▶ [PROBLEM REQUIREMENTS]
Check each line of the entries below for the string "certaine"; copy every line where it appears.

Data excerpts
###

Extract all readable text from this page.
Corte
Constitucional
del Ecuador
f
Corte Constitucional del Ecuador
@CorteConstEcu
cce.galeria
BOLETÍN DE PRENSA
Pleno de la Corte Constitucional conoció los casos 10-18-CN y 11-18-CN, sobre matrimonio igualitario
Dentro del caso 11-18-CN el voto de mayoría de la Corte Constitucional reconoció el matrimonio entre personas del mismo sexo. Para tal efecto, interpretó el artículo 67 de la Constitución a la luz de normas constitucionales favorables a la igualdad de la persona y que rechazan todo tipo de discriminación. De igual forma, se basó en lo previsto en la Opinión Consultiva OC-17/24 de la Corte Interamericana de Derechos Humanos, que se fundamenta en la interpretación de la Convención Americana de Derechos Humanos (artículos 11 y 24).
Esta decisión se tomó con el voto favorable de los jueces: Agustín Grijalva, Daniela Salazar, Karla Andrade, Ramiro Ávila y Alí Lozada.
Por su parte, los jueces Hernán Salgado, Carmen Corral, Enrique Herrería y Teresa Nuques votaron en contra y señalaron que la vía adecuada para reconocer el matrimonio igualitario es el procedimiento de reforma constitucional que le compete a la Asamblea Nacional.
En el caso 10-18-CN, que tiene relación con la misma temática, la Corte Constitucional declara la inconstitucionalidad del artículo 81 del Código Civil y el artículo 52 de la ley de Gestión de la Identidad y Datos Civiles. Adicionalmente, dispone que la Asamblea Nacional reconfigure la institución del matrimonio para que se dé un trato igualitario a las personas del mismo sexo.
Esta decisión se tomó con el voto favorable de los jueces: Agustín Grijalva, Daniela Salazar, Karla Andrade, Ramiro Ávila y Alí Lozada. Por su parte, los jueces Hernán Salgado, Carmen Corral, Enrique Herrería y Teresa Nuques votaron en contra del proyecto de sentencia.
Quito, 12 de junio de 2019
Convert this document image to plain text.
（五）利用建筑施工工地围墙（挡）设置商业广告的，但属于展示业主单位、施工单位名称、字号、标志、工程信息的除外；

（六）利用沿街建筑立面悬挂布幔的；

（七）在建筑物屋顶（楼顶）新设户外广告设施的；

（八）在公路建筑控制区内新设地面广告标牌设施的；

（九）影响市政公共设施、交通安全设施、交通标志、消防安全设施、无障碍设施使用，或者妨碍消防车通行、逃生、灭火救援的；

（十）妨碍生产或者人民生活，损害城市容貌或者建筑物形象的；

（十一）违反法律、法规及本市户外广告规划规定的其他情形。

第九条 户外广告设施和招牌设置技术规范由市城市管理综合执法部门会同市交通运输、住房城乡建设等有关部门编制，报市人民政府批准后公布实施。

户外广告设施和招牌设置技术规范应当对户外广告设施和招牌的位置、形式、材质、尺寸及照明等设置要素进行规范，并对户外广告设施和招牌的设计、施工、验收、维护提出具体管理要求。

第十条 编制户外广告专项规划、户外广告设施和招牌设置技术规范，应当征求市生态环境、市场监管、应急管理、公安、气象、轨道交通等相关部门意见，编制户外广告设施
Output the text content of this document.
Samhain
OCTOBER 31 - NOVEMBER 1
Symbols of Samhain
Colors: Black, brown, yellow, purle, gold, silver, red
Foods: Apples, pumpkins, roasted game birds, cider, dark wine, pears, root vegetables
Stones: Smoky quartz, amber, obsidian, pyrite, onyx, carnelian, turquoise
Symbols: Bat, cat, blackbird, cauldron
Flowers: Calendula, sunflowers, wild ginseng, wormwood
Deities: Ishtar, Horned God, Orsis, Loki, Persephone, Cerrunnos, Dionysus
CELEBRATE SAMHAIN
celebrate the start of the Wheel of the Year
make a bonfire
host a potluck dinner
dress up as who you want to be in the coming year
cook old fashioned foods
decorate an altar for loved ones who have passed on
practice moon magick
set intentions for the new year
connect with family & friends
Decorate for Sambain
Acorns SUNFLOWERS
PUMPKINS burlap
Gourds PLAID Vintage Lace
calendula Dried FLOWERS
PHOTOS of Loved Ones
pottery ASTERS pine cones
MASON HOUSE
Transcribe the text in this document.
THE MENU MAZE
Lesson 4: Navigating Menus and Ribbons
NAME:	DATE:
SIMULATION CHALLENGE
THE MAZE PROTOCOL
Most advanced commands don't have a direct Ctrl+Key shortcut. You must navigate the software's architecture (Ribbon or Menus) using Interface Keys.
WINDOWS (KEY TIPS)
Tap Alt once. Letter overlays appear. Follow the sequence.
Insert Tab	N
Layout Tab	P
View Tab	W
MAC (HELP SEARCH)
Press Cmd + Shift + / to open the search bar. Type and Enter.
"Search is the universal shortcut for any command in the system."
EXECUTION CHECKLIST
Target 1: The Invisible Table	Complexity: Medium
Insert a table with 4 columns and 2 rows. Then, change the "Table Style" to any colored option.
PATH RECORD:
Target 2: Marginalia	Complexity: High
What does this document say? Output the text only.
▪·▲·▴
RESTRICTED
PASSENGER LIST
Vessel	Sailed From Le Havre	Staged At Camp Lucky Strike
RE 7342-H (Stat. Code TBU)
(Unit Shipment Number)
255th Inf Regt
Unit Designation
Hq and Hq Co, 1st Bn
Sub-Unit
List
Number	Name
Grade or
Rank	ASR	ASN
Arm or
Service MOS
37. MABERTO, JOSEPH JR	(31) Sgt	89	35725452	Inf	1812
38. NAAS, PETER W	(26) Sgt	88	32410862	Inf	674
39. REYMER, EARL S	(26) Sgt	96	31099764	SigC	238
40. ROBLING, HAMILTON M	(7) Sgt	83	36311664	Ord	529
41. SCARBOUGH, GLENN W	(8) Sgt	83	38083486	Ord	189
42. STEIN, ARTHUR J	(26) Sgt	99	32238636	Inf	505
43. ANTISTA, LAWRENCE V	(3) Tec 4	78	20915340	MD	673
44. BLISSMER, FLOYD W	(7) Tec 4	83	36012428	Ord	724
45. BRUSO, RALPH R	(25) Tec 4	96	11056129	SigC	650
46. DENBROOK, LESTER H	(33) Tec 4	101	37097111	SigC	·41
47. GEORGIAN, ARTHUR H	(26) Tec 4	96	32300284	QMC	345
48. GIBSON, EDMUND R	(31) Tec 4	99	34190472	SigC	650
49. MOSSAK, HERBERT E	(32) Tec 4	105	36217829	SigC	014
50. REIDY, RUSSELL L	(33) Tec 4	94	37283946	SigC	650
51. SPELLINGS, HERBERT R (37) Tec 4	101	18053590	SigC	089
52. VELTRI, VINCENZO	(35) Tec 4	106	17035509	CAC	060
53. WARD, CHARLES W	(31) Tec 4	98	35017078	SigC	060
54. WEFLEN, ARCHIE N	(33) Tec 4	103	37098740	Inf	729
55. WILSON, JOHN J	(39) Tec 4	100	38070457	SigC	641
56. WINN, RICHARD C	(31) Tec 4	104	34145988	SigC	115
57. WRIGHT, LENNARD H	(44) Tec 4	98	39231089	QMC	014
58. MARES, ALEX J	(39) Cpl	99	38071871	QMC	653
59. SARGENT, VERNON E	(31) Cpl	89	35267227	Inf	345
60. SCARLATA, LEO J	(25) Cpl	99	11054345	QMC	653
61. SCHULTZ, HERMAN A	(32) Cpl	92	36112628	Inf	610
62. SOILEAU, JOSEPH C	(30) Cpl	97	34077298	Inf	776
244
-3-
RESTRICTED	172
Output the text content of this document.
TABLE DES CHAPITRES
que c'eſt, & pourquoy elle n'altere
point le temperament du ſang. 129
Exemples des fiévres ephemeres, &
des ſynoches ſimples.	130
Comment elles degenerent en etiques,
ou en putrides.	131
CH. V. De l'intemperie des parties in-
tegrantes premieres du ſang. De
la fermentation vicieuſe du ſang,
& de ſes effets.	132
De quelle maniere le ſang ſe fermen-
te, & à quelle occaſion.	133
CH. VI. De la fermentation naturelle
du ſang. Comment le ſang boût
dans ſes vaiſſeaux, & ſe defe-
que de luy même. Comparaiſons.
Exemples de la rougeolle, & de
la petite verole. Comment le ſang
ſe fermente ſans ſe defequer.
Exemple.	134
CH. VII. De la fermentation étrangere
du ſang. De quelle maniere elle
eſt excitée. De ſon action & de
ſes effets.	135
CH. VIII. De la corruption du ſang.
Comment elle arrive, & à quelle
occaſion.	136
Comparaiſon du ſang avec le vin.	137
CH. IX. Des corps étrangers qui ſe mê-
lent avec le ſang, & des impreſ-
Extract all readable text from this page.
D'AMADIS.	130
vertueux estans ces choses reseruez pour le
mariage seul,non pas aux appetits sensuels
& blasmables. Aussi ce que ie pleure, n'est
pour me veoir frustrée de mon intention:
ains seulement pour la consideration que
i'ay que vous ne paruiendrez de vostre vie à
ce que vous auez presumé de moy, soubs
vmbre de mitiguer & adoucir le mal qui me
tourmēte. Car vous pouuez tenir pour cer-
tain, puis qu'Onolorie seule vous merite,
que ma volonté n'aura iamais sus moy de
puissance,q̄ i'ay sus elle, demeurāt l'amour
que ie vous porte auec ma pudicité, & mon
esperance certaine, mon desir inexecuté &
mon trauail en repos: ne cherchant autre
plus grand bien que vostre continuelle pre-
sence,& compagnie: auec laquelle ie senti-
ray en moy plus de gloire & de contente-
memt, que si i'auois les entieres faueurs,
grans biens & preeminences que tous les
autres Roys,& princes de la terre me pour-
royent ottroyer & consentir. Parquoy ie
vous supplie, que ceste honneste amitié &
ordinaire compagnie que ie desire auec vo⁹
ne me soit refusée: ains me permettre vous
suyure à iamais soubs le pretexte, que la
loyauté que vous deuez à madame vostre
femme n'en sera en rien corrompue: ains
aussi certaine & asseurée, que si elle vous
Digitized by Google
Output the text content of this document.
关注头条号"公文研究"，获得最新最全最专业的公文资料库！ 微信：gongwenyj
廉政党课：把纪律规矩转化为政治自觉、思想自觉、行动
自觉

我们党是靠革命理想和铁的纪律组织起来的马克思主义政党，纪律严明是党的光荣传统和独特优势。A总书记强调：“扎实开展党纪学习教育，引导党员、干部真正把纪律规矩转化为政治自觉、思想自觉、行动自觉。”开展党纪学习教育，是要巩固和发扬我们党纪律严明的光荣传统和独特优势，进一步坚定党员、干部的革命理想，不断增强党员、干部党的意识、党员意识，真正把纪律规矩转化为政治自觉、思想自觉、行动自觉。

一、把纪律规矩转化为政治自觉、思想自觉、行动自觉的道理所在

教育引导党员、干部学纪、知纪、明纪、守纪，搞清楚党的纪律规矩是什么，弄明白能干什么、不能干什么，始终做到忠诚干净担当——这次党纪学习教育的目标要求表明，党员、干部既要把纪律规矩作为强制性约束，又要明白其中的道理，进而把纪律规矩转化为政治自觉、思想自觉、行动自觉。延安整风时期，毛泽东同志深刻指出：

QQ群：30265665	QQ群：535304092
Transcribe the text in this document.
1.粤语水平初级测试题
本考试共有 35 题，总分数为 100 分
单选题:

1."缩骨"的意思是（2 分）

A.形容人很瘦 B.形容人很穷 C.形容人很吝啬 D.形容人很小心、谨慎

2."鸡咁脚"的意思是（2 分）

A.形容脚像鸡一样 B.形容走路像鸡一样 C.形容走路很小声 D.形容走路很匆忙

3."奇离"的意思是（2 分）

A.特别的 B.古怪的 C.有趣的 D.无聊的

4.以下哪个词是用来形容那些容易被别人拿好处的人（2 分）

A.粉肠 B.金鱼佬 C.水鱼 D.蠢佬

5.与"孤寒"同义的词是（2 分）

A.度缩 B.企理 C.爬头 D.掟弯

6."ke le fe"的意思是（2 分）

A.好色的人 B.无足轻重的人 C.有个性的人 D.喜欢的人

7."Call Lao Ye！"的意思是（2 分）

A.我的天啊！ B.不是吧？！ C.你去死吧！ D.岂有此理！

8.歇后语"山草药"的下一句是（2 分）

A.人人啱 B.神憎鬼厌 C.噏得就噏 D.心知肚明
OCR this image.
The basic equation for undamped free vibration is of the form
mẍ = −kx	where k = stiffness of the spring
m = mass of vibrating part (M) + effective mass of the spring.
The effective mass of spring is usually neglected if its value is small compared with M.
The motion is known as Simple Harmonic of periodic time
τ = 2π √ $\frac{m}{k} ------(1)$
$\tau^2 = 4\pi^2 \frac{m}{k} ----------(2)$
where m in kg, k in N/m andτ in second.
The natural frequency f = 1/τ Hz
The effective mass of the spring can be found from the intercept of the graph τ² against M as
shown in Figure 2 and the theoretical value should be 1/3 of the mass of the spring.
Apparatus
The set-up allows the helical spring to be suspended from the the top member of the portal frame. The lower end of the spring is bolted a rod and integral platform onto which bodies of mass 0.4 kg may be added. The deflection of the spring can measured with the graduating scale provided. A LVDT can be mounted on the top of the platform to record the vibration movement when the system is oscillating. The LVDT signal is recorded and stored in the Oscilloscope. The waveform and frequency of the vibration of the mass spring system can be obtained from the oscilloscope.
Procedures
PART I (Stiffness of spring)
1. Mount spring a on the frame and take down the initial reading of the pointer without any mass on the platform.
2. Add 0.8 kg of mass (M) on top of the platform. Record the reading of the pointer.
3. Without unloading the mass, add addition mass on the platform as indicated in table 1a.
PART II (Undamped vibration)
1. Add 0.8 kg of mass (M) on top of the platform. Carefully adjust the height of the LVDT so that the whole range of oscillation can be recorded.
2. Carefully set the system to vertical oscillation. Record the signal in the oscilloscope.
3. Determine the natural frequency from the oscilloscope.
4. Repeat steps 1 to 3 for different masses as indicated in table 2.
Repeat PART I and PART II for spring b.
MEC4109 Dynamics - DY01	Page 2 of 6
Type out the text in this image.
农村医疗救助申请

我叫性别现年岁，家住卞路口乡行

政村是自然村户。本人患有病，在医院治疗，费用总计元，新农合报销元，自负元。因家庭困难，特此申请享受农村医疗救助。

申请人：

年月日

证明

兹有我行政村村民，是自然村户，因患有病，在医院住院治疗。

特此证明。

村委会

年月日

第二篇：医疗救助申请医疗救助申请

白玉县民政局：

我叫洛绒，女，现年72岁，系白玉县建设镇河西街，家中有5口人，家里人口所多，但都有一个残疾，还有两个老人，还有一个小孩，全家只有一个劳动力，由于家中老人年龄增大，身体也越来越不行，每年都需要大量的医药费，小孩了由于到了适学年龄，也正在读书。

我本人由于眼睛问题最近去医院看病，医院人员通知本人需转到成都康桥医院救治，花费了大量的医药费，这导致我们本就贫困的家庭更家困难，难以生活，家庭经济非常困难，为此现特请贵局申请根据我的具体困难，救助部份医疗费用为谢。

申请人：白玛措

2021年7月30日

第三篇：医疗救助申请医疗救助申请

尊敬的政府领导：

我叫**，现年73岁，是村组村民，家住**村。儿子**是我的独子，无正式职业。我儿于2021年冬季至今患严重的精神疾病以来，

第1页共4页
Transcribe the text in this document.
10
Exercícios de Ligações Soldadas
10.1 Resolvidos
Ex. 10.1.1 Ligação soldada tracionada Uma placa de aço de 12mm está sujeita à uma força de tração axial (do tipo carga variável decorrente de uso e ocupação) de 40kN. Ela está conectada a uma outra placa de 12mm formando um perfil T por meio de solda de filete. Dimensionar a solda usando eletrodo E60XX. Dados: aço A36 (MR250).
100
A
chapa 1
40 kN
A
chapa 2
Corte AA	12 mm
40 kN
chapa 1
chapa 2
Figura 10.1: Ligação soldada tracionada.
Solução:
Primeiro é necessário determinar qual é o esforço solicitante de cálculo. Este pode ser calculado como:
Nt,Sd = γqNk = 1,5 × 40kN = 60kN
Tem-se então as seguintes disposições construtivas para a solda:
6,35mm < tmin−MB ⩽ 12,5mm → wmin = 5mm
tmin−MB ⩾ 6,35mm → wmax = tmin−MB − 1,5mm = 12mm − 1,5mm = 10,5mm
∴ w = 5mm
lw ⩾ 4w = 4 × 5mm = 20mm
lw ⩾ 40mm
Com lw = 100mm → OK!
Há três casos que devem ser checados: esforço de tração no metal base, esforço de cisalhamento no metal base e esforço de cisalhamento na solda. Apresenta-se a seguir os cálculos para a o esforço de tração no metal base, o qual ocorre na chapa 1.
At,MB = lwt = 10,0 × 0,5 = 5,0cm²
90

###

▶ [EXPECTED ANSWER]
esperance certaine, mon desir inexecuté &
aussi certaine & asseurée, que si elle vous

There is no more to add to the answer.